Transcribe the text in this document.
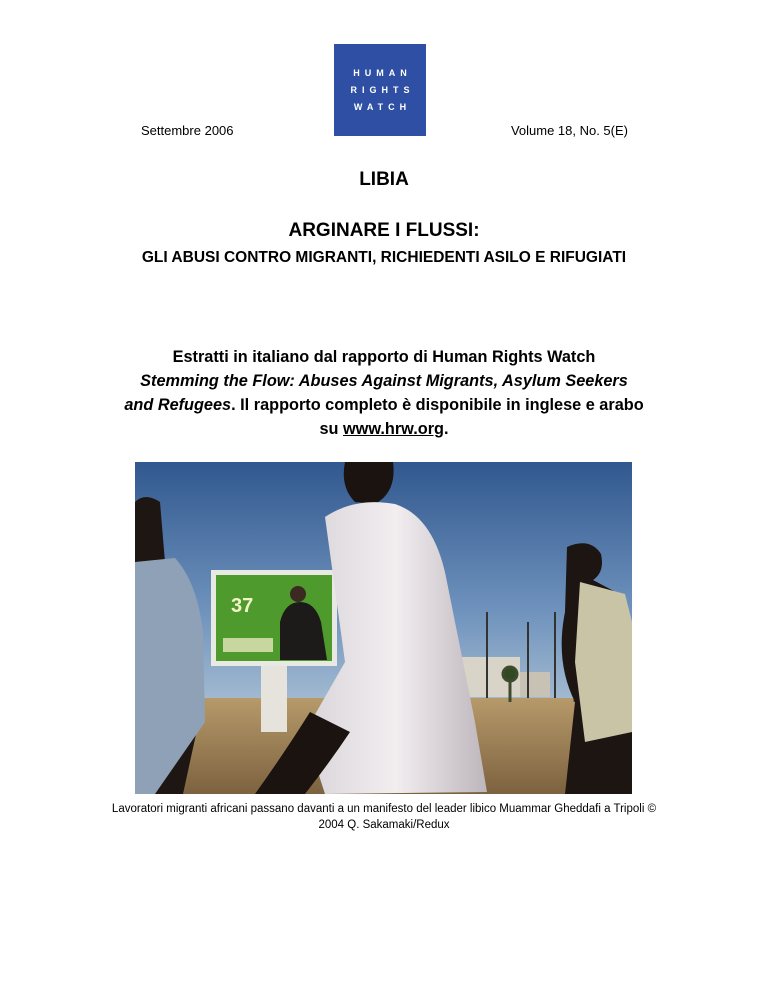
HUMAN
RIGHTS
WATCH
Settembre 2006	Volume 18, No. 5(E)
LIBIA
ARGINARE I FLUSSI:
GLI ABUSI CONTRO MIGRANTI, RICHIEDENTI ASILO E RIFUGIATI
Estratti in italiano dal rapporto di Human Rights Watch
Stemming the Flow: Abuses Against Migrants, Asylum Seekers and Refugees. Il rapporto completo è disponibile in inglese e arabo su www.hrw.org.
37
Lavoratori migranti africani passano davanti a un manifesto del leader libico Muammar Gheddafi a Tripoli © 2004 Q. Sakamaki/Redux
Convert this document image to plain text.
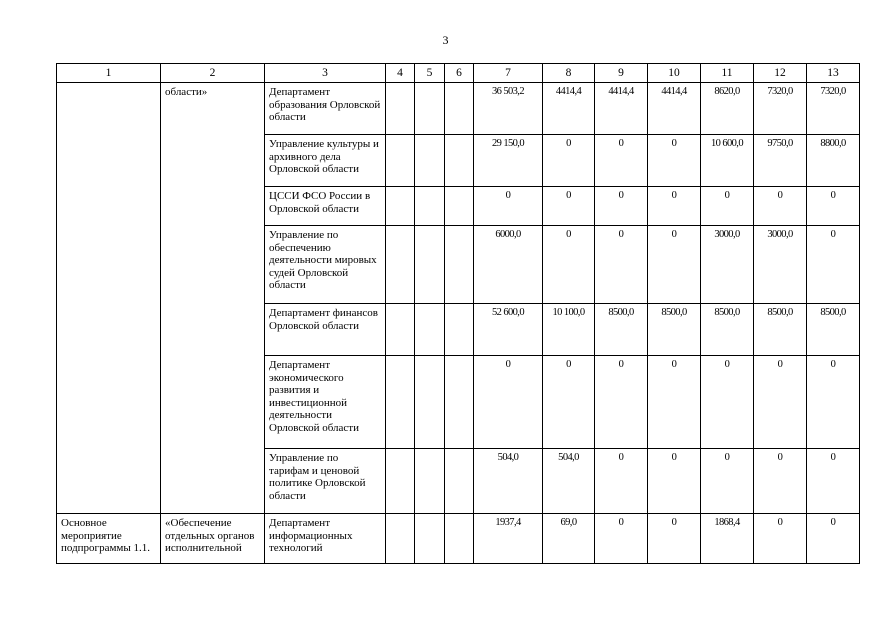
3
1	2	3	4	5	6	7	8	9	10	11	12	13
	области»	Департамент образования Орловской области				36 503,2	4414,4	4414,4	4414,4	8620,0	7320,0	7320,0
		Управление культуры и архивного дела Орловской области				29 150,0	0	0	0	10 600,0	9750,0	8800,0
		ЦССИ ФСО России в Орловской области				0	0	0	0	0	0	0
		Управление по обеспечению деятельности мировых судей Орловской области				6000,0	0	0	0	3000,0	3000,0	0
		Департамент финансов Орловской области				52 600,0	10 100,0	8500,0	8500,0	8500,0	8500,0	8500,0
		Департамент экономического развития и инвестиционной деятельности Орловской области				0	0	0	0	0	0	0
		Управление по тарифам и ценовой политике Орловской области				504,0	504,0	0	0	0	0	0
Основное мероприятие подпрограммы 1.1.	«Обеспечение отдельных органов исполнительной	Департамент информационных технологий				1937,4	69,0	0	0	1868,4	0	0
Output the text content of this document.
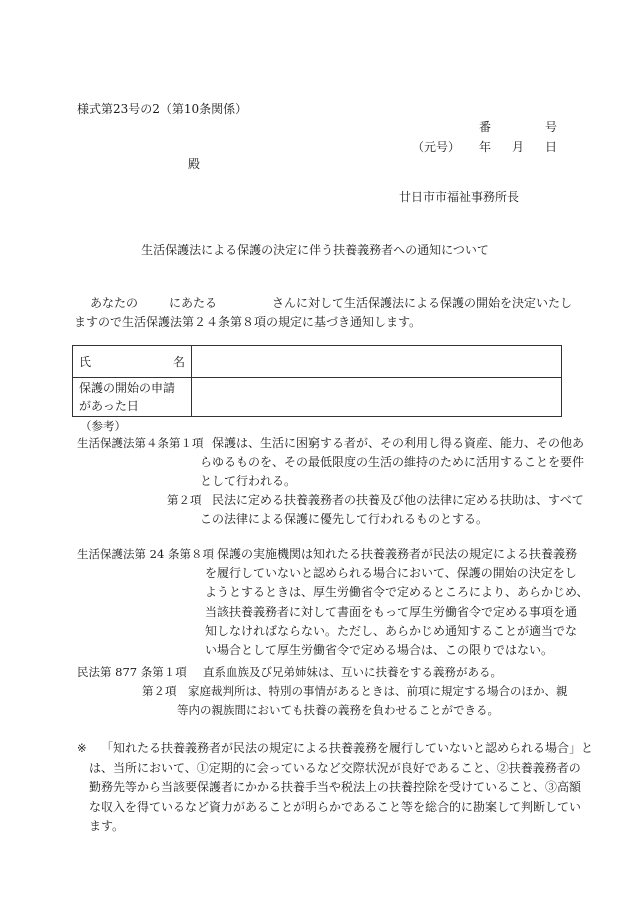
様式第23号の2（第10条関係）
番	号
（元号） 年 月 日
殿
廿日市市福祉事務所長
生活保護法による保護の決定に伴う扶養義務者への通知について
あなたの	にあたる	さんに対して生活保護法による保護の開始を決定いたし
ますので生活保護法第２４条第８項の規定に基づき通知します。
氏 名	

保護の開始の申請
があった日	

（参考）
生活保護法第４条第１項 保護は、生活に困窮する者が、その利用し得る資産、能力、その他あ
らゆるものを、その最低限度の生活の維持のために活用することを要件
として行われる。
第２項 民法に定める扶養義務者の扶養及び他の法律に定める扶助は、すべて
この法律による保護に優先して行われるものとする。
生活保護法第 24 条第８項 保護の実施機関は知れたる扶養義務者が民法の規定による扶養義務
を履行していないと認められる場合において、保護の開始の決定をし
ようとするときは、厚生労働省令で定めるところにより、あらかじめ、
当該扶養義務者に対して書面をもって厚生労働省令で定める事項を通
知しなければならない。ただし、あらかじめ通知することが適当でな
い場合として厚生労働省令で定める場合は、この限りではない。
民法第 877 条第１項 直系血族及び兄弟姉妹は、互いに扶養をする義務がある。
第２項 家庭裁判所は、特別の事情があるときは、前項に規定する場合のほか、親
等内の親族間においても扶養の義務を負わせることができる。
※ 「知れたる扶養義務者が民法の規定による扶養義務を履行していないと認められる場合」と
は、当所において、①定期的に会っているなど交際状況が良好であること、②扶養義務者の
勤務先等から当該要保護者にかかる扶養手当や税法上の扶養控除を受けていること、③高額
な収入を得ているなど資力があることが明らかであること等を総合的に勘案して判断してい
ます。
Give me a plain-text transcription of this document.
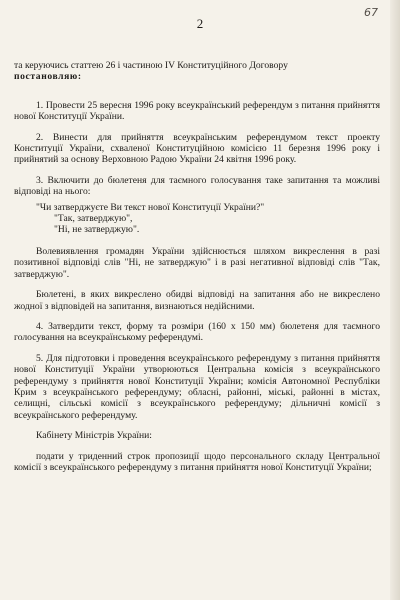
2
67

та керуючись статтею 26 і частиною IV Конституційного Договору

постановляю:

1. Провести 25 вересня 1996 року всеукраїнський референдум з питання прийняття нової Конституції України.

2. Винести для прийняття всеукраїнським референдумом текст проекту Конституції України, схваленої Конституційною комісією 11 березня 1996 року і прийнятий за основу Верховною Радою України 24 квітня 1996 року.

3. Включити до бюлетеня для таємного голосування таке запитання та можливі відповіді на нього:

"Чи затверджуєте Ви текст нової Конституції України?"

"Так, затверджую",

"Ні, не затверджую".

Волевиявлення громадян України здійснюється шляхом викреслення в разі позитивної відповіді слів "Ні, не затверджую" і в разі негативної відповіді слів "Так, затверджую".

Бюлетені, в яких викреслено обидві відповіді на запитання або не викреслено жодної з відповідей на запитання, визнаються недійсними.

4. Затвердити текст, форму та розміри (160 х 150 мм) бюлетеня для таємного голосування на всеукраїнському референдумі.

5. Для підготовки і проведення всеукраїнського референдуму з питання прийняття нової Конституції України утворюються Центральна комісія з всеукраїнського референдуму з прийняття нової Конституції України; комісія Автономної Республіки Крим з всеукраїнського референдуму; обласні, районні, міські, районні в містах, селищні, сільські комісії з всеукраїнського референдуму; дільничні комісії з всеукраїнського референдуму.

Кабінету Міністрів України:

подати у триденний строк пропозиції щодо персонального складу Центральної комісії з всеукраїнського референдуму з питання прийняття нової Конституції України;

◆ ◆ ◆ ◆ ◆ ◆ ◆

Exercise description
Collect every line with the string "plain" from the records, and copy each.

Exercise output
Convert this document image to plain text.
Give me a plain-text transcription of this document.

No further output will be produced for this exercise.